• **MATERIALS PROVIDED**:
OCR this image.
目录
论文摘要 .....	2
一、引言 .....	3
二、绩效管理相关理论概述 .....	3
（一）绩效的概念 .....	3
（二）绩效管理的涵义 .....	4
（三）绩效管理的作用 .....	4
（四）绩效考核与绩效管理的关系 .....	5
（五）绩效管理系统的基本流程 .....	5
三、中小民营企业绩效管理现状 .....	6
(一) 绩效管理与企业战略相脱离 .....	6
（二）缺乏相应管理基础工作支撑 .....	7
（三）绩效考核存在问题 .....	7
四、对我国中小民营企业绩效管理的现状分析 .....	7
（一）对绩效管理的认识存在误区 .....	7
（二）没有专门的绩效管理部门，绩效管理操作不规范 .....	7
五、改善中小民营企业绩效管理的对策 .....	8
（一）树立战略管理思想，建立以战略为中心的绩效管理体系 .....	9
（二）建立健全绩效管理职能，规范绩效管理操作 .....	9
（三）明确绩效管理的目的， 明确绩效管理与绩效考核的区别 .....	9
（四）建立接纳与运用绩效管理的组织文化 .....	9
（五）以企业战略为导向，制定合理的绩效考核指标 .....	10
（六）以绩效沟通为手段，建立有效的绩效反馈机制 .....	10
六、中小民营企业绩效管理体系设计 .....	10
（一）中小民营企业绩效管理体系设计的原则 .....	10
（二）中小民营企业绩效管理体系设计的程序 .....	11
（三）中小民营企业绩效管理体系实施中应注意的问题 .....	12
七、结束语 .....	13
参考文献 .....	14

• **DO THIS**: Extract the full listing and reproduce each line exactly.

• **RESPONSE**:
OCR this image.
目录
论文摘要 .....	2
一、引言 .....	3
二、绩效管理相关理论概述 .....	3
（一）绩效的概念 .....	3
（二）绩效管理的涵义 .....	4
（三）绩效管理的作用 .....	4
（四）绩效考核与绩效管理的关系 .....	5
（五）绩效管理系统的基本流程 .....	5
三、中小民营企业绩效管理现状 .....	6
(一) 绩效管理与企业战略相脱离 .....	6
（二）缺乏相应管理基础工作支撑 .....	7
（三）绩效考核存在问题 .....	7
四、对我国中小民营企业绩效管理的现状分析 .....	7
（一）对绩效管理的认识存在误区 .....	7
（二）没有专门的绩效管理部门，绩效管理操作不规范 .....	7
五、改善中小民营企业绩效管理的对策 .....	8
（一）树立战略管理思想，建立以战略为中心的绩效管理体系 .....	9
（二）建立健全绩效管理职能，规范绩效管理操作 .....	9
（三）明确绩效管理的目的， 明确绩效管理与绩效考核的区别 .....	9
（四）建立接纳与运用绩效管理的组织文化 .....	9
（五）以企业战略为导向，制定合理的绩效考核指标 .....	10
（六）以绩效沟通为手段，建立有效的绩效反馈机制 .....	10
六、中小民营企业绩效管理体系设计 .....	10
（一）中小民营企业绩效管理体系设计的原则 .....	10
（二）中小民营企业绩效管理体系设计的程序 .....	11
（三）中小民营企业绩效管理体系实施中应注意的问题 .....	12
七、结束语 .....	13
参考文献 .....	14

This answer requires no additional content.